Task description
Leaving out the pictures, output the lines from the one that contains "Output the text content of this document." through the end of the material, exactly as they stand.
** Start Working data **
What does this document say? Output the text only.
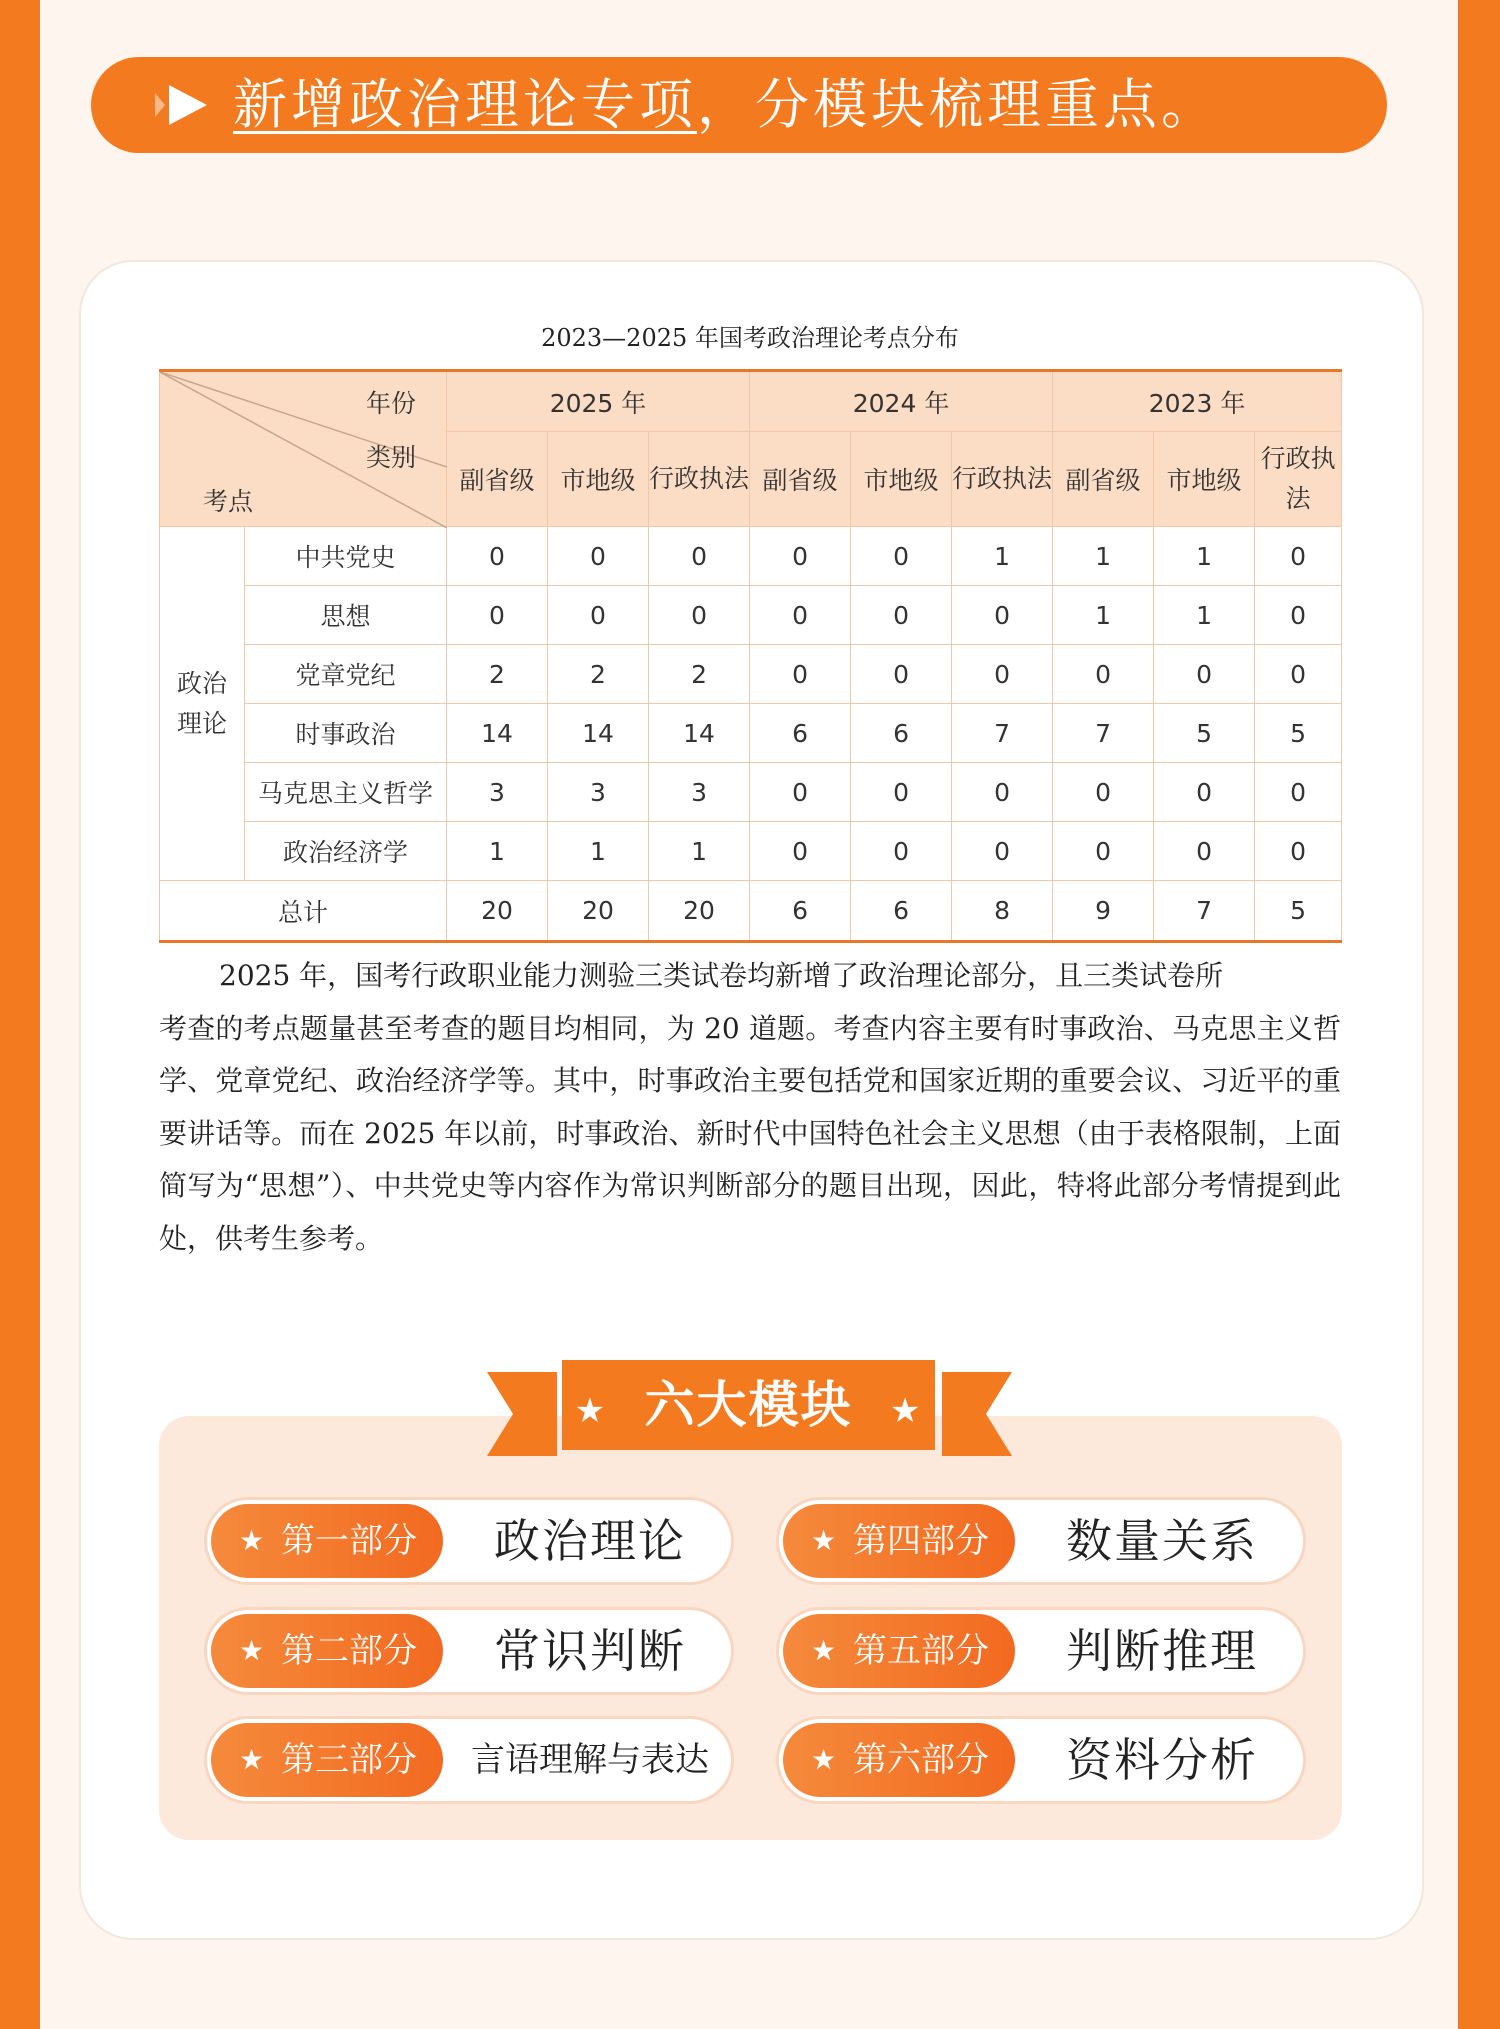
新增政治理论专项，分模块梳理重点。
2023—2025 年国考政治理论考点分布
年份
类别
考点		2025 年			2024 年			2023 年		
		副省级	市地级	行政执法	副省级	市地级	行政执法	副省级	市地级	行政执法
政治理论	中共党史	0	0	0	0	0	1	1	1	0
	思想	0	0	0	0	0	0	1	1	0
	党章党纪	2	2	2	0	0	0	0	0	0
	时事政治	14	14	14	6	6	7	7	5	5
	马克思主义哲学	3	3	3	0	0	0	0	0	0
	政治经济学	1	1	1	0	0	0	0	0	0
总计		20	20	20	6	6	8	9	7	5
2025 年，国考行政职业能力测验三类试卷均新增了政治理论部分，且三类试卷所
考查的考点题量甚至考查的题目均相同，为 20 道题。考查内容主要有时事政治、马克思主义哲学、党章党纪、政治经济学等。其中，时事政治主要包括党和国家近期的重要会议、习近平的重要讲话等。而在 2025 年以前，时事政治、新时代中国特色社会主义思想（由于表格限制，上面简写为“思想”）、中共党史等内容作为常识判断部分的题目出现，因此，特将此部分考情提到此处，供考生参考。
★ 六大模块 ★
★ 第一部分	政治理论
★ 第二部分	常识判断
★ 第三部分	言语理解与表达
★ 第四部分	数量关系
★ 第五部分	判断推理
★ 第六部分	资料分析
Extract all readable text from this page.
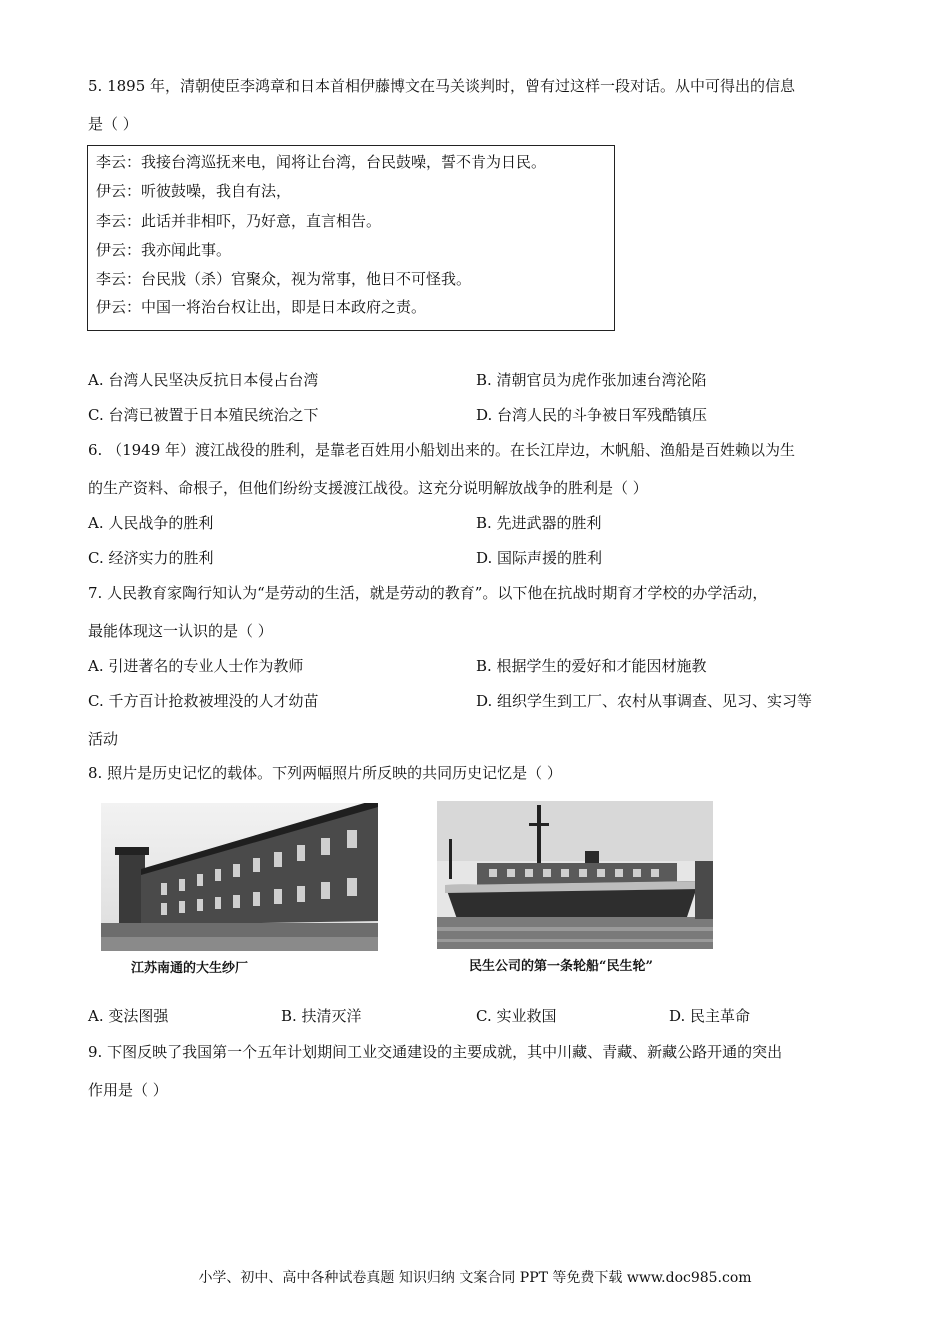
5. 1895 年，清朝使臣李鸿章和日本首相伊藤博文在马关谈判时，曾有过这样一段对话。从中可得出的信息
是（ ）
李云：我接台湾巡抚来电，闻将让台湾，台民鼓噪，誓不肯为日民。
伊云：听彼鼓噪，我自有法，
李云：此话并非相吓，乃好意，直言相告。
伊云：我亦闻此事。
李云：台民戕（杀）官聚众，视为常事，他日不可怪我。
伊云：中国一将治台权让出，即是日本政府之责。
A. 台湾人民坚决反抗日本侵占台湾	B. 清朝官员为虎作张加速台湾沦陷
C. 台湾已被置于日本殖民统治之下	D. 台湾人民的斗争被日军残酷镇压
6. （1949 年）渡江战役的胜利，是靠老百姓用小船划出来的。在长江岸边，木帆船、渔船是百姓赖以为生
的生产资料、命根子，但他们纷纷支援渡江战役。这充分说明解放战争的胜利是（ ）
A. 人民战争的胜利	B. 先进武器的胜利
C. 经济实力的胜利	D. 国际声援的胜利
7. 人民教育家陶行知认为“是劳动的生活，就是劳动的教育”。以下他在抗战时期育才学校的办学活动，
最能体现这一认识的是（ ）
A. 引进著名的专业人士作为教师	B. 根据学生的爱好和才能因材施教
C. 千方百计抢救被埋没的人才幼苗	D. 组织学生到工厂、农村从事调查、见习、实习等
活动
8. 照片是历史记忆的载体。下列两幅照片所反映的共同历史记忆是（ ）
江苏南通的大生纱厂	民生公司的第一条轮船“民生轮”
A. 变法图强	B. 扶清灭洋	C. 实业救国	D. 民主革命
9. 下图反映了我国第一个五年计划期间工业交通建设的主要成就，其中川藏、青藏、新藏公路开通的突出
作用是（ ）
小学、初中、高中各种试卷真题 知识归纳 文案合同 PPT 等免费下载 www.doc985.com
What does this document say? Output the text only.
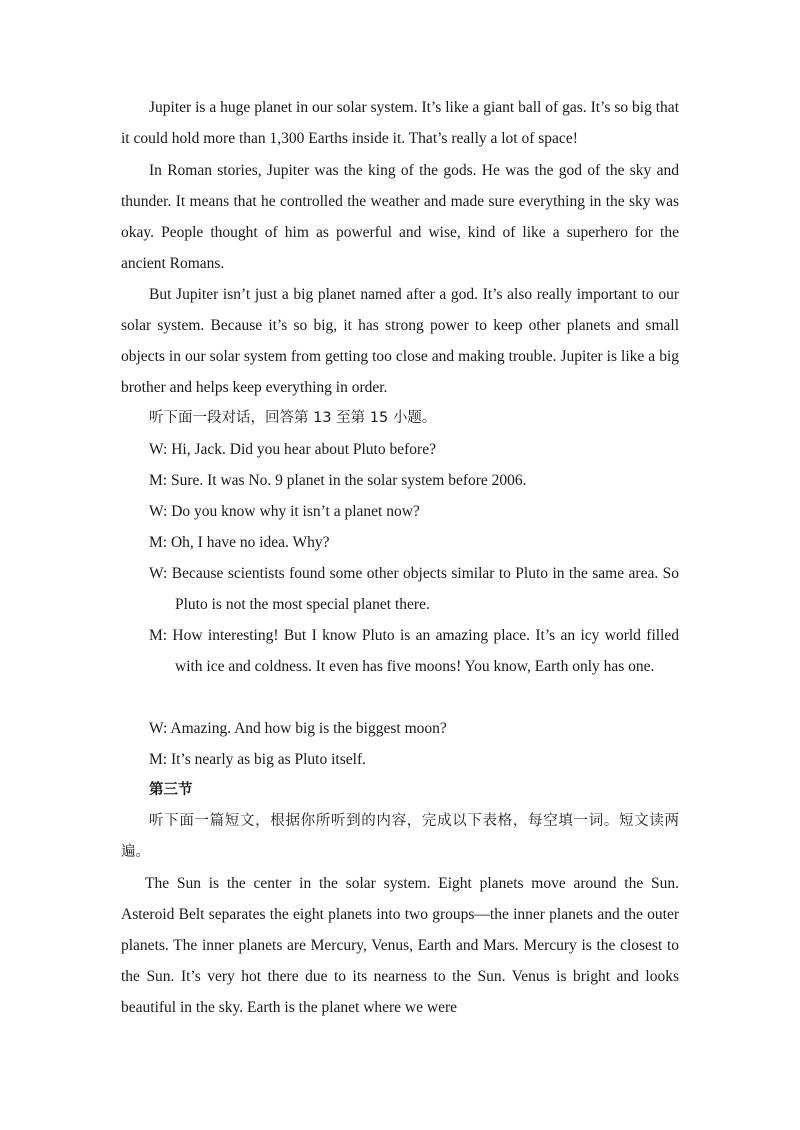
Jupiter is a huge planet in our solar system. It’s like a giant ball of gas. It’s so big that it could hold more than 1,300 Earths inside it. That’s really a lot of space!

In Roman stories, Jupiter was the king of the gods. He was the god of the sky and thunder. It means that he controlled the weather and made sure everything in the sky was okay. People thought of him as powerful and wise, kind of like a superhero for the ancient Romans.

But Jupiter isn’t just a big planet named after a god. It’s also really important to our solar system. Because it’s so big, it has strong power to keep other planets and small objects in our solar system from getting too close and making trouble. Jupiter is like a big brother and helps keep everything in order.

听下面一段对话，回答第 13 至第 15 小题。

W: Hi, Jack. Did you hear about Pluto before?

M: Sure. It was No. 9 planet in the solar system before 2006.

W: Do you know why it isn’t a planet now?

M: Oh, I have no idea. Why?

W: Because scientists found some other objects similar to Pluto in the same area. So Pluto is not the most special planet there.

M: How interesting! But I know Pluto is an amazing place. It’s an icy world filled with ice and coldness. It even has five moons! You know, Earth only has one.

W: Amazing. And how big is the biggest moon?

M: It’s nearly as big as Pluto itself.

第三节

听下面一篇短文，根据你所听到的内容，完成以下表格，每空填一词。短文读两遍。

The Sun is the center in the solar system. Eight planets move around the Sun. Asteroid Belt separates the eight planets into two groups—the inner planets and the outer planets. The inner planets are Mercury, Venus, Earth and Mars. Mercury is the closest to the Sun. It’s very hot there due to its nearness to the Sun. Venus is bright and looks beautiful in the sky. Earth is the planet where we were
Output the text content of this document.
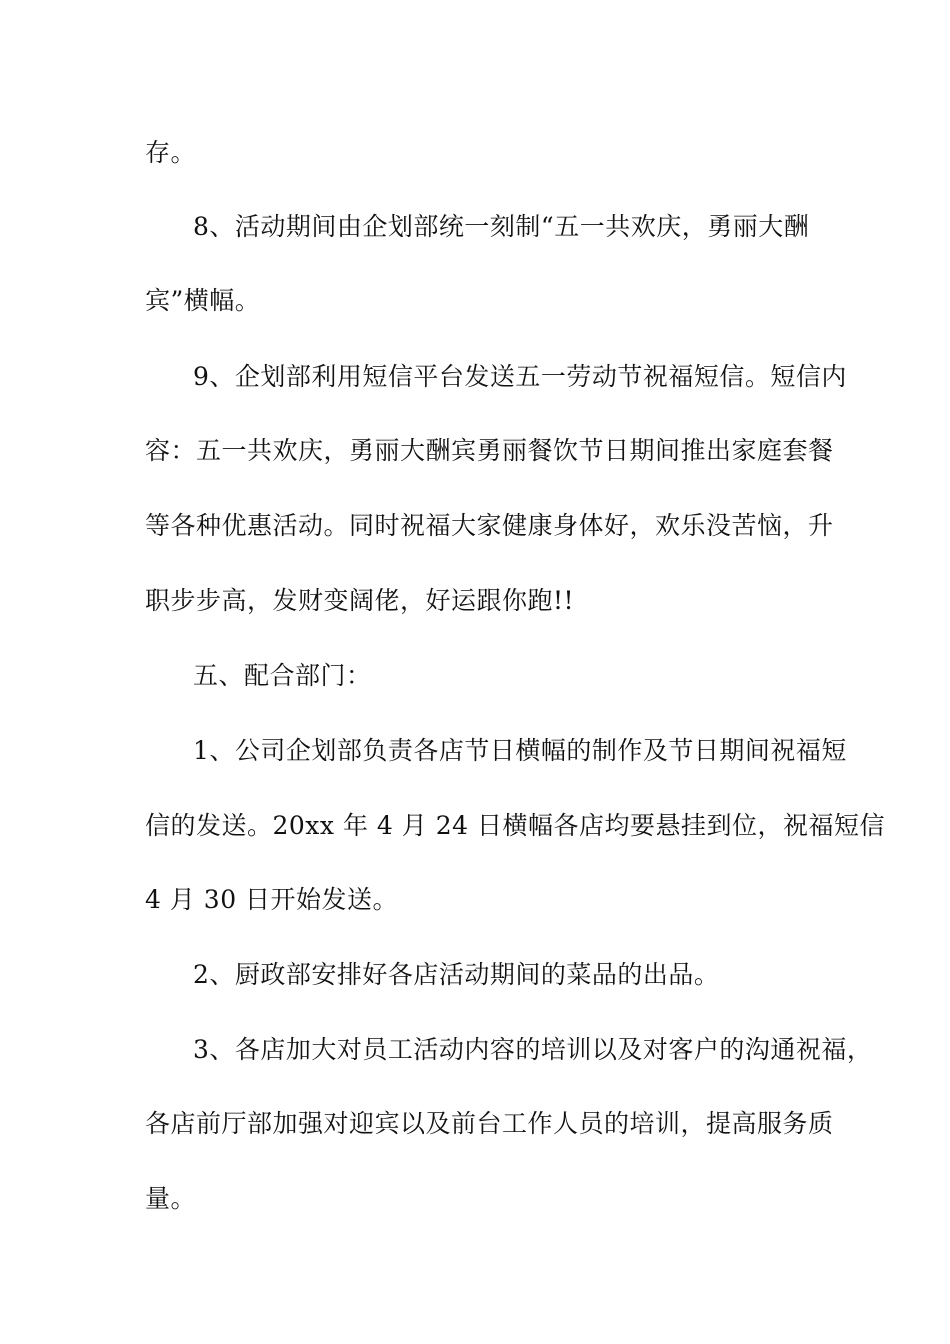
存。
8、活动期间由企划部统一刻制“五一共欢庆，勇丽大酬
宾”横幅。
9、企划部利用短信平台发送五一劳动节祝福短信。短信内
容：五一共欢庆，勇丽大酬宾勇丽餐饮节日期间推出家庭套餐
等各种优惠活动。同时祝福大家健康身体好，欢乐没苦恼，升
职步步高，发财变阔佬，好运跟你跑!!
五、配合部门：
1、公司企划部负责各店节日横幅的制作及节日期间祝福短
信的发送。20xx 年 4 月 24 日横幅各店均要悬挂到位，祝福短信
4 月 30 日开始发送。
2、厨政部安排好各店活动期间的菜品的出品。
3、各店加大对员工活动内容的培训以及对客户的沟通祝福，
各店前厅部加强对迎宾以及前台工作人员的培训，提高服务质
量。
** End Working data **
Reply
Output the text content of this document.
存。
8、活动期间由企划部统一刻制“五一共欢庆，勇丽大酬
宾”横幅。
9、企划部利用短信平台发送五一劳动节祝福短信。短信内
容：五一共欢庆，勇丽大酬宾勇丽餐饮节日期间推出家庭套餐
等各种优惠活动。同时祝福大家健康身体好，欢乐没苦恼，升
职步步高，发财变阔佬，好运跟你跑!!
五、配合部门：
1、公司企划部负责各店节日横幅的制作及节日期间祝福短
信的发送。20xx 年 4 月 24 日横幅各店均要悬挂到位，祝福短信
4 月 30 日开始发送。
2、厨政部安排好各店活动期间的菜品的出品。
3、各店加大对员工活动内容的培训以及对客户的沟通祝福，
各店前厅部加强对迎宾以及前台工作人员的培训，提高服务质
量。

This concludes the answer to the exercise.